*Task goal*
Give the listing again exactly, omitting its images.

*Records supplied*
┏━━
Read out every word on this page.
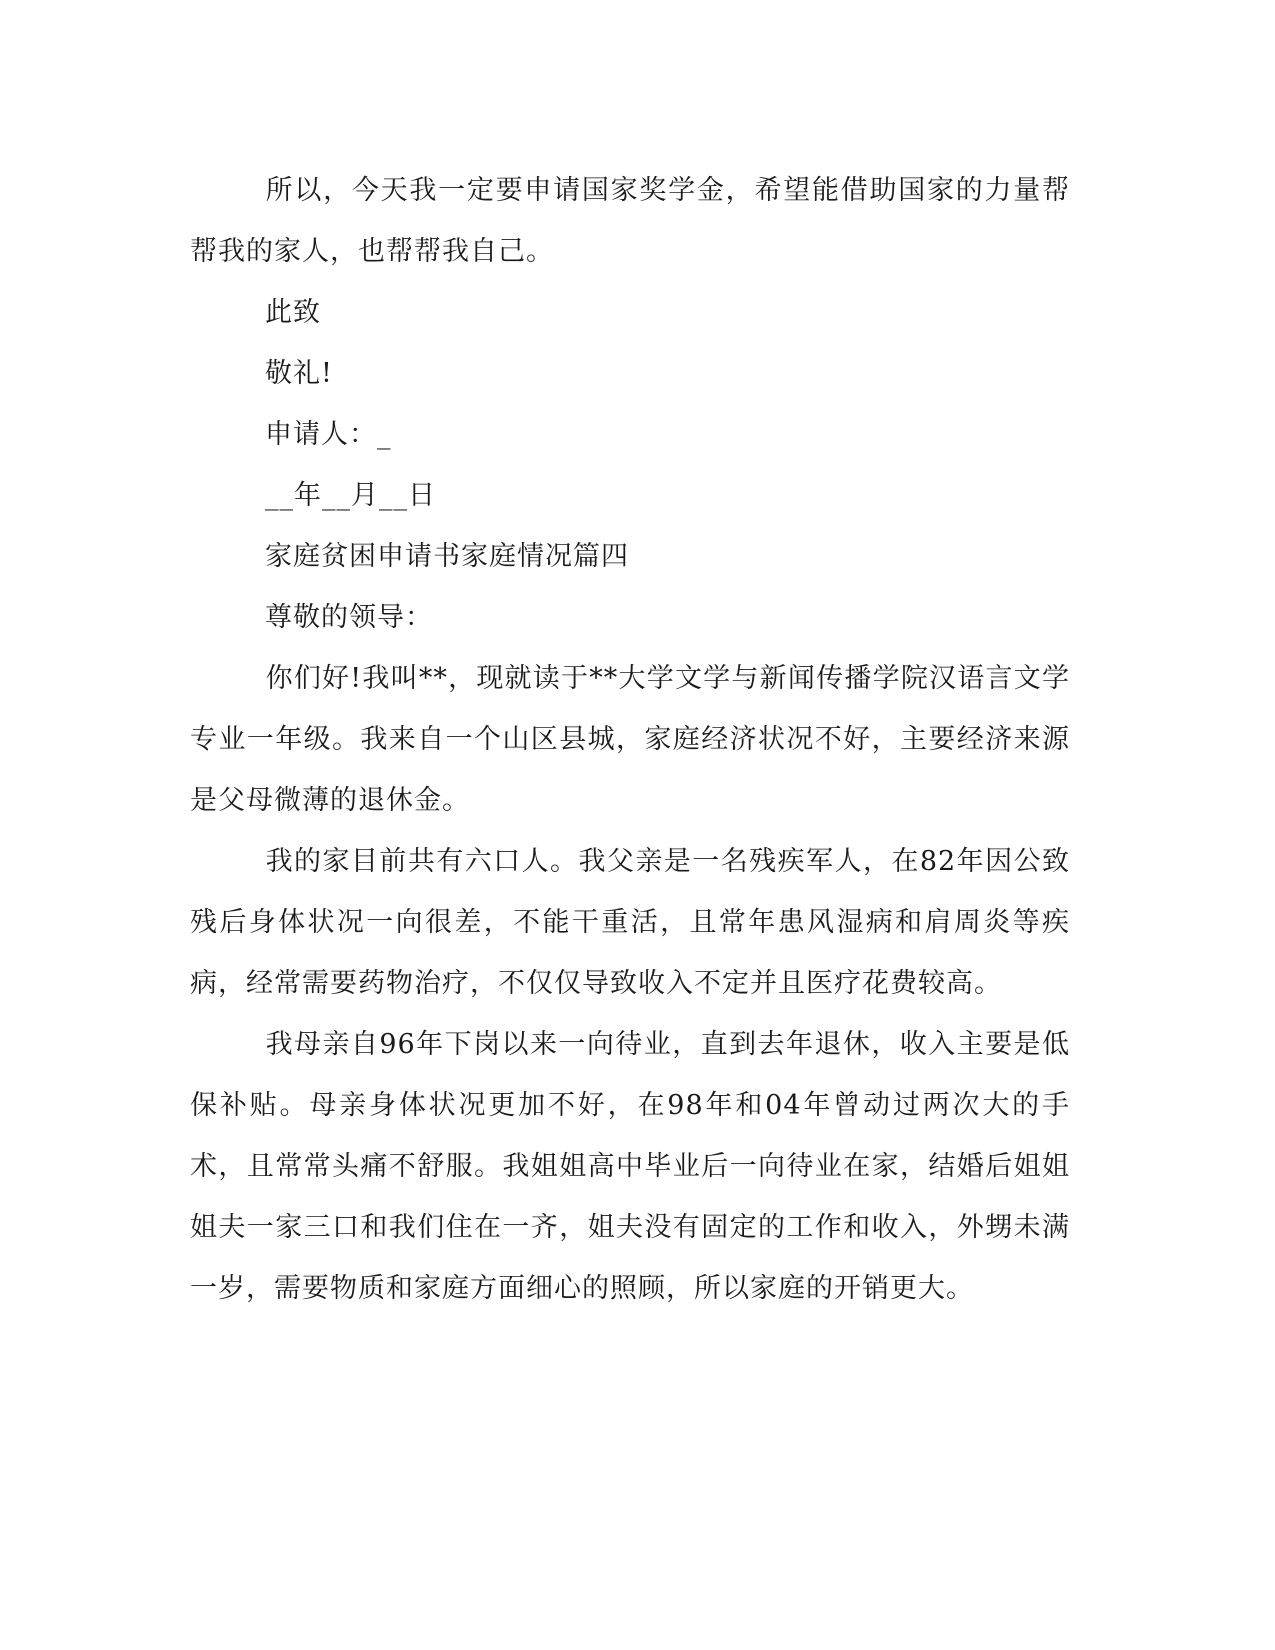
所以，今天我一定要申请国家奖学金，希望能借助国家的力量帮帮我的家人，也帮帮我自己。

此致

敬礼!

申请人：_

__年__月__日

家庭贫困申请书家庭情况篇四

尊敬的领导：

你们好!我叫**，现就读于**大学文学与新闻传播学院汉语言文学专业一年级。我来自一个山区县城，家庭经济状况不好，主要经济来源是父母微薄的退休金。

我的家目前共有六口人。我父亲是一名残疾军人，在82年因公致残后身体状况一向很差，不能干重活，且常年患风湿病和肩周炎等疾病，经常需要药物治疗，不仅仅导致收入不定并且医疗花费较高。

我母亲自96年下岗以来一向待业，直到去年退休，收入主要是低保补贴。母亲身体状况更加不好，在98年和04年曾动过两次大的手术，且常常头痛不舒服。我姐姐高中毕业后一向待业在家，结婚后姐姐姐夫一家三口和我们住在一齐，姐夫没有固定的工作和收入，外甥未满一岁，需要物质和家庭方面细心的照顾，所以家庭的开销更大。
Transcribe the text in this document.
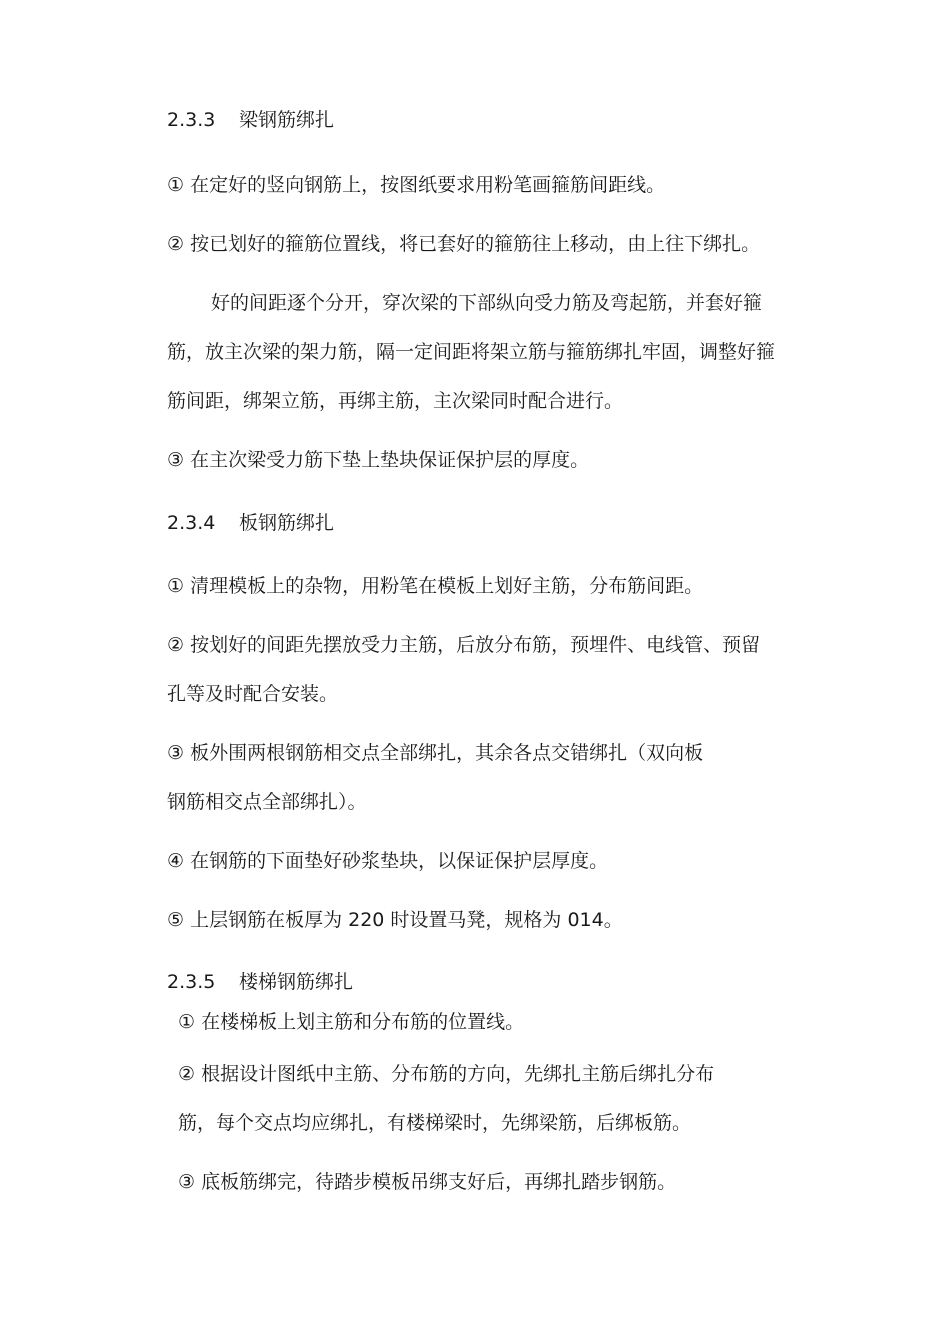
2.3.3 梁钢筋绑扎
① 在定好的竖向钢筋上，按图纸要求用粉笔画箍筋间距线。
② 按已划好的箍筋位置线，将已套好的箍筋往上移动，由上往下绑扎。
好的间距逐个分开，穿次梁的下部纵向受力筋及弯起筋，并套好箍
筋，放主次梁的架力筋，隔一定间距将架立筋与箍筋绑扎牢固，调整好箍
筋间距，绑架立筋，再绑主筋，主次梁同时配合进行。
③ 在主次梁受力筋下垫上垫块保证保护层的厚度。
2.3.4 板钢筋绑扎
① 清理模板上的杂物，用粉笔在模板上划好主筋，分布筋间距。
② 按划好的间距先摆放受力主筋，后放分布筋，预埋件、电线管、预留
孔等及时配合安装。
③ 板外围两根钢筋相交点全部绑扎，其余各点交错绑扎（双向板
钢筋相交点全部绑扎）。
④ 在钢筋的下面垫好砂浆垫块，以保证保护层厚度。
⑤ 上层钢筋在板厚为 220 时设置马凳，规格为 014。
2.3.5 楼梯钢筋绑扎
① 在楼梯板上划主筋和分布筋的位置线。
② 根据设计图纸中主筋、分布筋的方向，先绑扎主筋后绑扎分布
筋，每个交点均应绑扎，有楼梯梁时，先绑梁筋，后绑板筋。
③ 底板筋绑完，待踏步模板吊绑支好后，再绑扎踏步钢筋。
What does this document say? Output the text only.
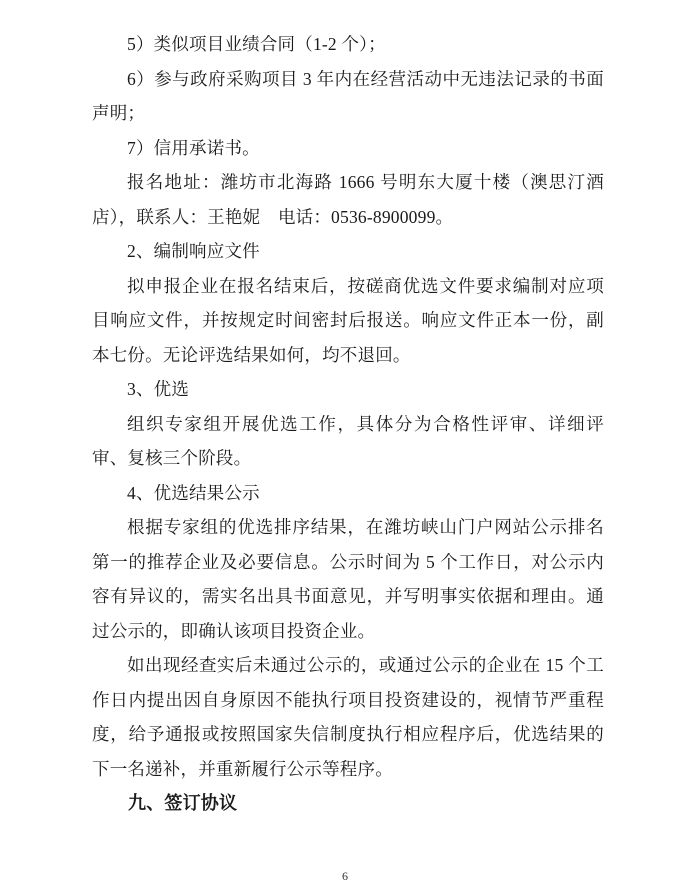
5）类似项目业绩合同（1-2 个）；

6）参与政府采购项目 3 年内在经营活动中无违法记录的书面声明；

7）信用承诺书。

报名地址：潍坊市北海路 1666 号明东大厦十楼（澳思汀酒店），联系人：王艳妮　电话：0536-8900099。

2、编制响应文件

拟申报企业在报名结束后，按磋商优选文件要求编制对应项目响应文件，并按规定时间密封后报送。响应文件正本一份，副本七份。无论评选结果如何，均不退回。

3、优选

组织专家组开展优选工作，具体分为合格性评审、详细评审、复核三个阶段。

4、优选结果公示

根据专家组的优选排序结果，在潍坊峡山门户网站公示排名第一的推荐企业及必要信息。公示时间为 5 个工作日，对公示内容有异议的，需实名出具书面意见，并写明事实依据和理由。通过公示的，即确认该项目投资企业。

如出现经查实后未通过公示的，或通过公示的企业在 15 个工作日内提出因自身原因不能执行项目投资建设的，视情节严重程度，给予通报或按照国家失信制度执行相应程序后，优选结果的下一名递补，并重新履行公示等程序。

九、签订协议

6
┗━━
*Solved exercise*
Read out every word on this page.
所以，今天我一定要申请国家奖学金，希望能借助国家的力量帮帮我的家人，也帮帮我自己。

此致

敬礼!

申请人：_

__年__月__日

家庭贫困申请书家庭情况篇四

尊敬的领导：

你们好!我叫**，现就读于**大学文学与新闻传播学院汉语言文学专业一年级。我来自一个山区县城，家庭经济状况不好，主要经济来源是父母微薄的退休金。

我的家目前共有六口人。我父亲是一名残疾军人，在82年因公致残后身体状况一向很差，不能干重活，且常年患风湿病和肩周炎等疾病，经常需要药物治疗，不仅仅导致收入不定并且医疗花费较高。

我母亲自96年下岗以来一向待业，直到去年退休，收入主要是低保补贴。母亲身体状况更加不好，在98年和04年曾动过两次大的手术，且常常头痛不舒服。我姐姐高中毕业后一向待业在家，结婚后姐姐姐夫一家三口和我们住在一齐，姐夫没有固定的工作和收入，外甥未满一岁，需要物质和家庭方面细心的照顾，所以家庭的开销更大。
Transcribe the text in this document.
2.3.3 梁钢筋绑扎
① 在定好的竖向钢筋上，按图纸要求用粉笔画箍筋间距线。
② 按已划好的箍筋位置线，将已套好的箍筋往上移动，由上往下绑扎。
好的间距逐个分开，穿次梁的下部纵向受力筋及弯起筋，并套好箍
筋，放主次梁的架力筋，隔一定间距将架立筋与箍筋绑扎牢固，调整好箍
筋间距，绑架立筋，再绑主筋，主次梁同时配合进行。
③ 在主次梁受力筋下垫上垫块保证保护层的厚度。
2.3.4 板钢筋绑扎
① 清理模板上的杂物，用粉笔在模板上划好主筋，分布筋间距。
② 按划好的间距先摆放受力主筋，后放分布筋，预埋件、电线管、预留
孔等及时配合安装。
③ 板外围两根钢筋相交点全部绑扎，其余各点交错绑扎（双向板
钢筋相交点全部绑扎）。
④ 在钢筋的下面垫好砂浆垫块，以保证保护层厚度。
⑤ 上层钢筋在板厚为 220 时设置马凳，规格为 014。
2.3.5 楼梯钢筋绑扎
① 在楼梯板上划主筋和分布筋的位置线。
② 根据设计图纸中主筋、分布筋的方向，先绑扎主筋后绑扎分布
筋，每个交点均应绑扎，有楼梯梁时，先绑梁筋，后绑板筋。
③ 底板筋绑完，待踏步模板吊绑支好后，再绑扎踏步钢筋。
What does this document say? Output the text only.
5）类似项目业绩合同（1-2 个）；

6）参与政府采购项目 3 年内在经营活动中无违法记录的书面声明；

7）信用承诺书。

报名地址：潍坊市北海路 1666 号明东大厦十楼（澳思汀酒店），联系人：王艳妮　电话：0536-8900099。

2、编制响应文件

拟申报企业在报名结束后，按磋商优选文件要求编制对应项目响应文件，并按规定时间密封后报送。响应文件正本一份，副本七份。无论评选结果如何，均不退回。

3、优选

组织专家组开展优选工作，具体分为合格性评审、详细评审、复核三个阶段。

4、优选结果公示

根据专家组的优选排序结果，在潍坊峡山门户网站公示排名第一的推荐企业及必要信息。公示时间为 5 个工作日，对公示内容有异议的，需实名出具书面意见，并写明事实依据和理由。通过公示的，即确认该项目投资企业。

如出现经查实后未通过公示的，或通过公示的企业在 15 个工作日内提出因自身原因不能执行项目投资建设的，视情节严重程度，给予通报或按照国家失信制度执行相应程序后，优选结果的下一名递补，并重新履行公示等程序。

九、签订协议

6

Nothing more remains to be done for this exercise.